Print all of the entries exactly, minus the pictures.

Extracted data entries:
* START *
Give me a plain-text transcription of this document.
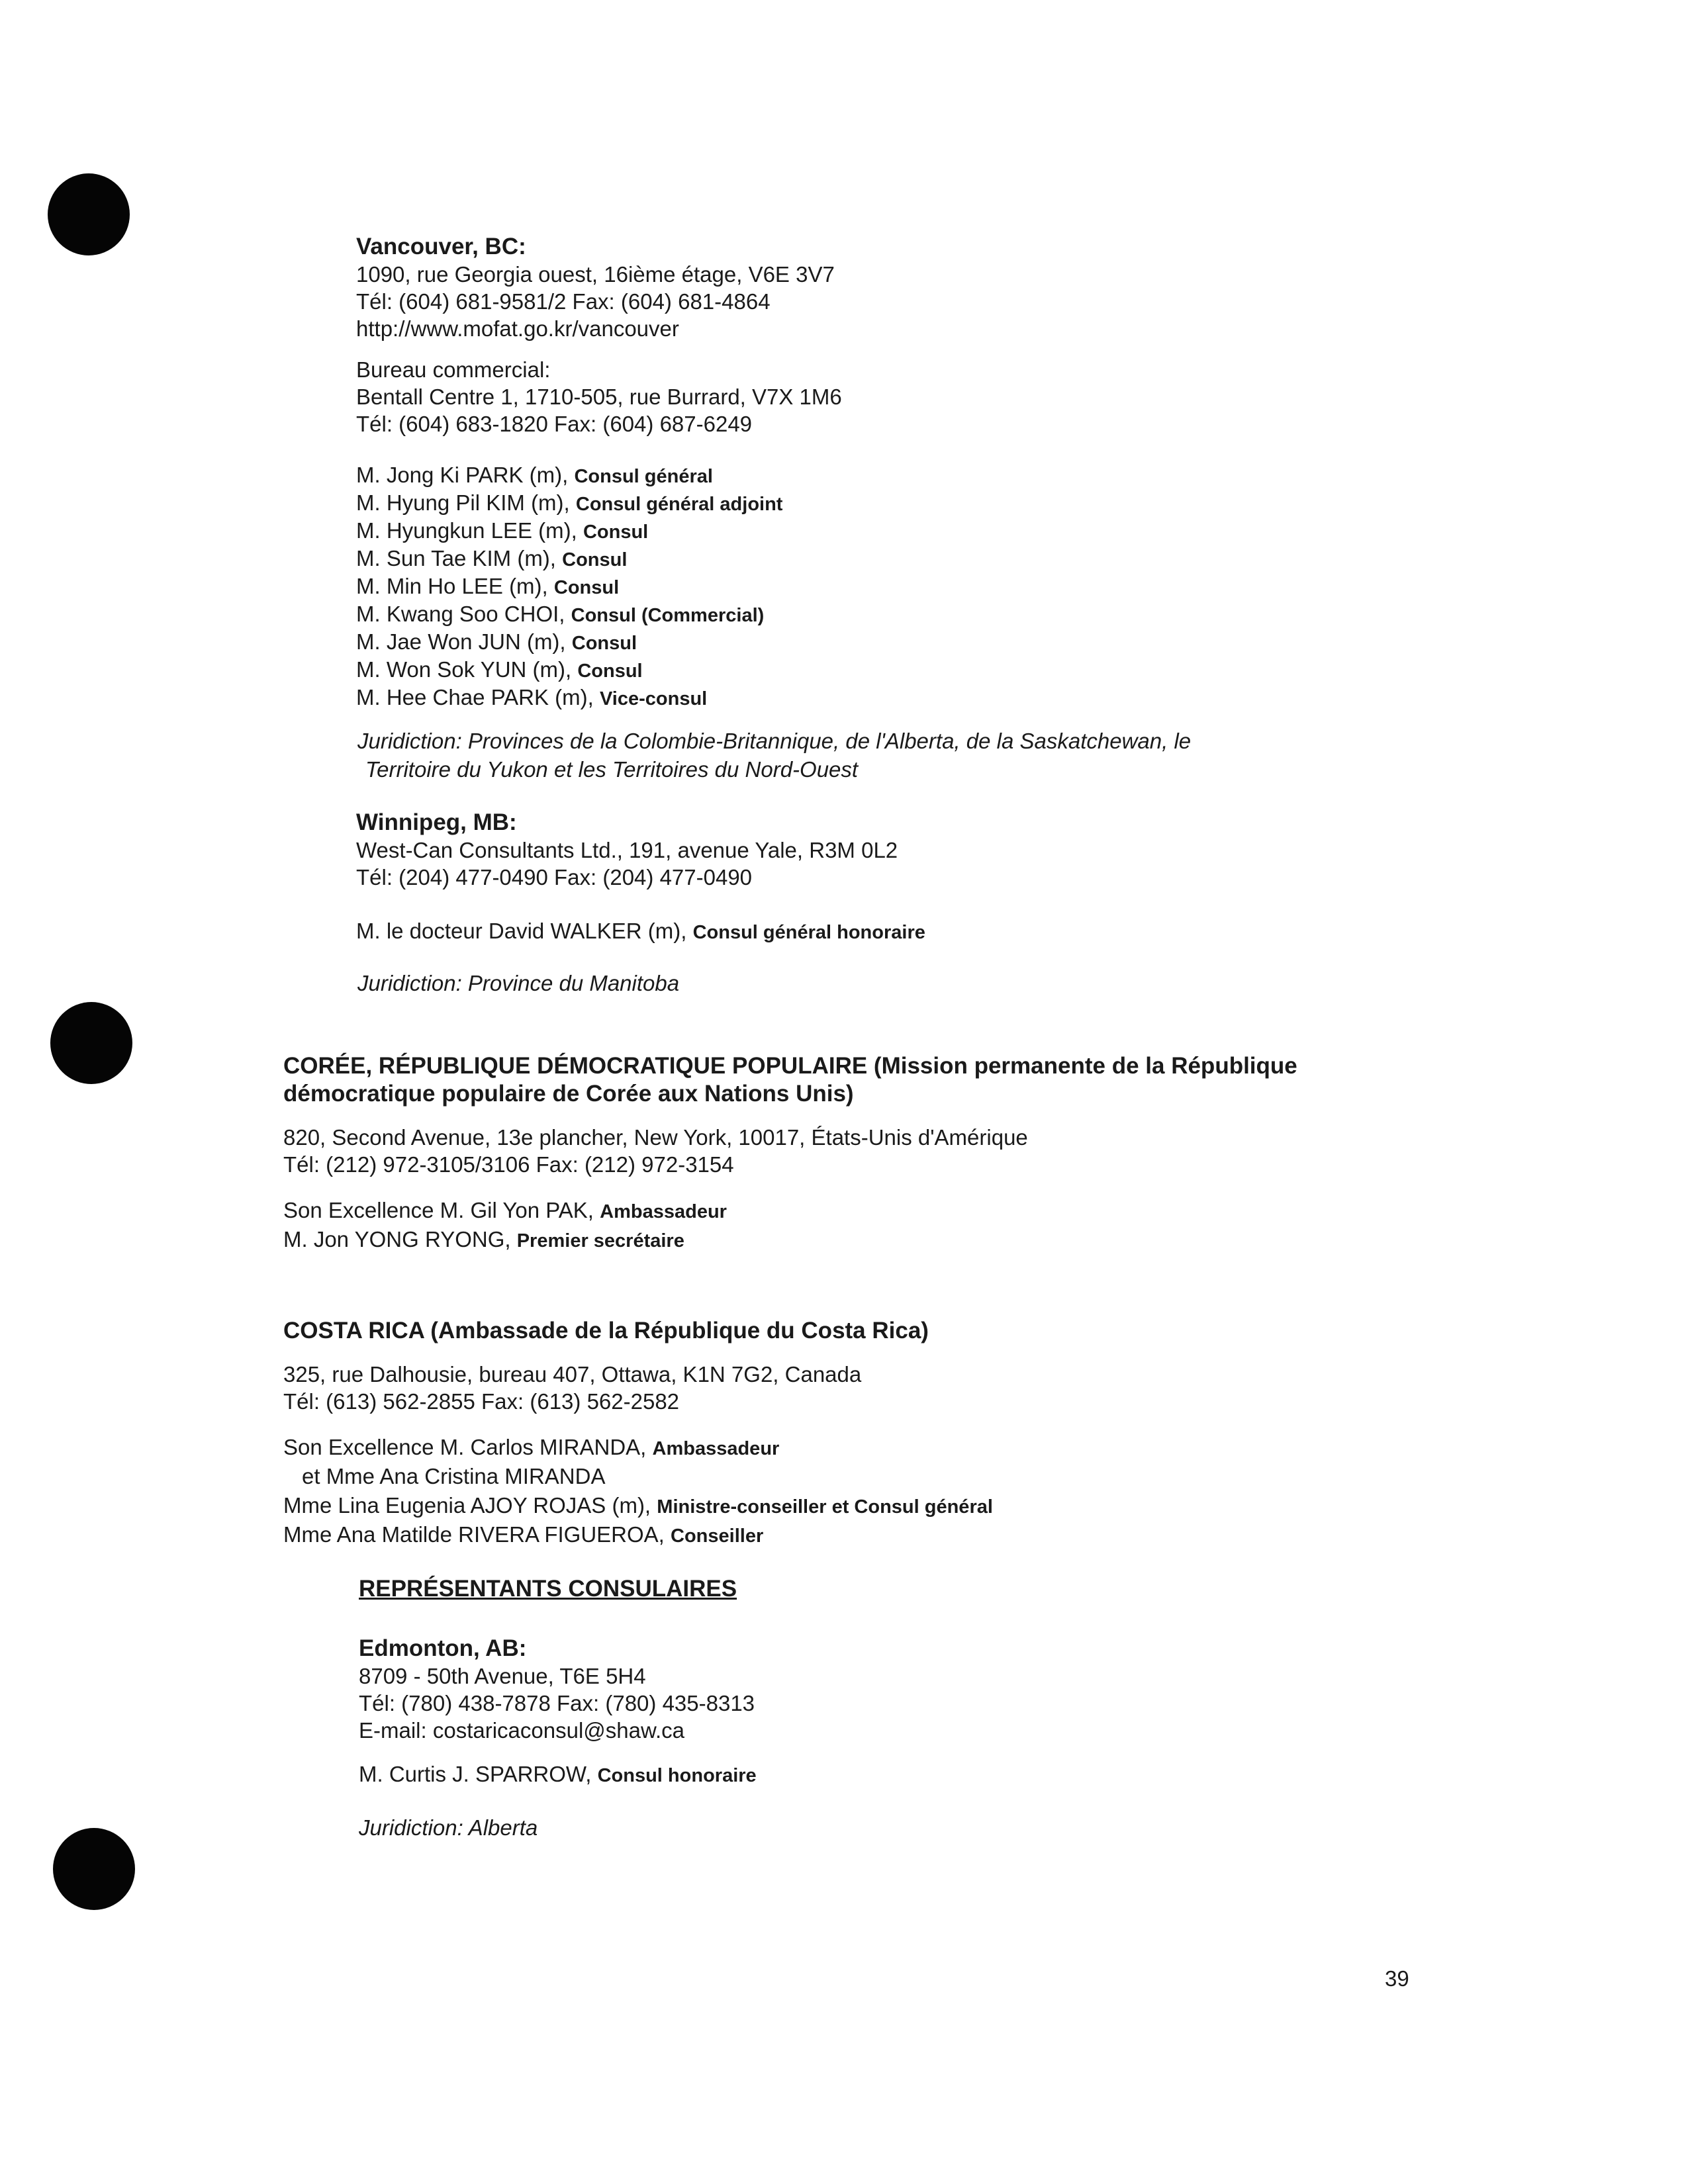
Vancouver, BC:
1090, rue Georgia ouest, 16ième étage, V6E 3V7
Tél: (604) 681-9581/2 Fax: (604) 681-4864
http://www.mofat.go.kr/vancouver
Bureau commercial:
Bentall Centre 1, 1710-505, rue Burrard, V7X 1M6
Tél: (604) 683-1820 Fax: (604) 687-6249
M. Jong Ki PARK (m), Consul général
M. Hyung Pil KIM (m), Consul général adjoint
M. Hyungkun LEE (m), Consul
M. Sun Tae KIM (m), Consul
M. Min Ho LEE (m), Consul
M. Kwang Soo CHOI, Consul (Commercial)
M. Jae Won JUN (m), Consul
M. Won Sok YUN (m), Consul
M. Hee Chae PARK (m), Vice-consul
Juridiction: Provinces de la Colombie-Britannique, de l'Alberta, de la Saskatchewan, le
Territoire du Yukon et les Territoires du Nord-Ouest
Winnipeg, MB:
West-Can Consultants Ltd., 191, avenue Yale, R3M 0L2
Tél: (204) 477-0490 Fax: (204) 477-0490
M. le docteur David WALKER (m), Consul général honoraire
Juridiction: Province du Manitoba
CORÉE, RÉPUBLIQUE DÉMOCRATIQUE POPULAIRE (Mission permanente de la République
démocratique populaire de Corée aux Nations Unis)
820, Second Avenue, 13e plancher, New York, 10017, États-Unis d'Amérique
Tél: (212) 972-3105/3106 Fax: (212) 972-3154
Son Excellence M. Gil Yon PAK, Ambassadeur
M. Jon YONG RYONG, Premier secrétaire
COSTA RICA (Ambassade de la République du Costa Rica)
325, rue Dalhousie, bureau 407, Ottawa, K1N 7G2, Canada
Tél: (613) 562-2855 Fax: (613) 562-2582
Son Excellence M. Carlos MIRANDA, Ambassadeur
et Mme Ana Cristina MIRANDA
Mme Lina Eugenia AJOY ROJAS (m), Ministre-conseiller et Consul général
Mme Ana Matilde RIVERA FIGUEROA, Conseiller
REPRÉSENTANTS CONSULAIRES
Edmonton, AB:
8709 - 50th Avenue, T6E 5H4
Tél: (780) 438-7878 Fax: (780) 435-8313
E-mail: costaricaconsul@shaw.ca
M. Curtis J. SPARROW, Consul honoraire
Juridiction: Alberta
39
* END *
The response:
Give me a plain-text transcription of this document.
Vancouver, BC:
1090, rue Georgia ouest, 16ième étage, V6E 3V7
Tél: (604) 681-9581/2 Fax: (604) 681-4864
http://www.mofat.go.kr/vancouver
Bureau commercial:
Bentall Centre 1, 1710-505, rue Burrard, V7X 1M6
Tél: (604) 683-1820 Fax: (604) 687-6249
M. Jong Ki PARK (m), Consul général
M. Hyung Pil KIM (m), Consul général adjoint
M. Hyungkun LEE (m), Consul
M. Sun Tae KIM (m), Consul
M. Min Ho LEE (m), Consul
M. Kwang Soo CHOI, Consul (Commercial)
M. Jae Won JUN (m), Consul
M. Won Sok YUN (m), Consul
M. Hee Chae PARK (m), Vice-consul
Juridiction: Provinces de la Colombie-Britannique, de l'Alberta, de la Saskatchewan, le
Territoire du Yukon et les Territoires du Nord-Ouest
Winnipeg, MB:
West-Can Consultants Ltd., 191, avenue Yale, R3M 0L2
Tél: (204) 477-0490 Fax: (204) 477-0490
M. le docteur David WALKER (m), Consul général honoraire
Juridiction: Province du Manitoba
CORÉE, RÉPUBLIQUE DÉMOCRATIQUE POPULAIRE (Mission permanente de la République
démocratique populaire de Corée aux Nations Unis)
820, Second Avenue, 13e plancher, New York, 10017, États-Unis d'Amérique
Tél: (212) 972-3105/3106 Fax: (212) 972-3154
Son Excellence M. Gil Yon PAK, Ambassadeur
M. Jon YONG RYONG, Premier secrétaire
COSTA RICA (Ambassade de la République du Costa Rica)
325, rue Dalhousie, bureau 407, Ottawa, K1N 7G2, Canada
Tél: (613) 562-2855 Fax: (613) 562-2582
Son Excellence M. Carlos MIRANDA, Ambassadeur
et Mme Ana Cristina MIRANDA
Mme Lina Eugenia AJOY ROJAS (m), Ministre-conseiller et Consul général
Mme Ana Matilde RIVERA FIGUEROA, Conseiller
REPRÉSENTANTS CONSULAIRES
Edmonton, AB:
8709 - 50th Avenue, T6E 5H4
Tél: (780) 438-7878 Fax: (780) 435-8313
E-mail: costaricaconsul@shaw.ca
M. Curtis J. SPARROW, Consul honoraire
Juridiction: Alberta
39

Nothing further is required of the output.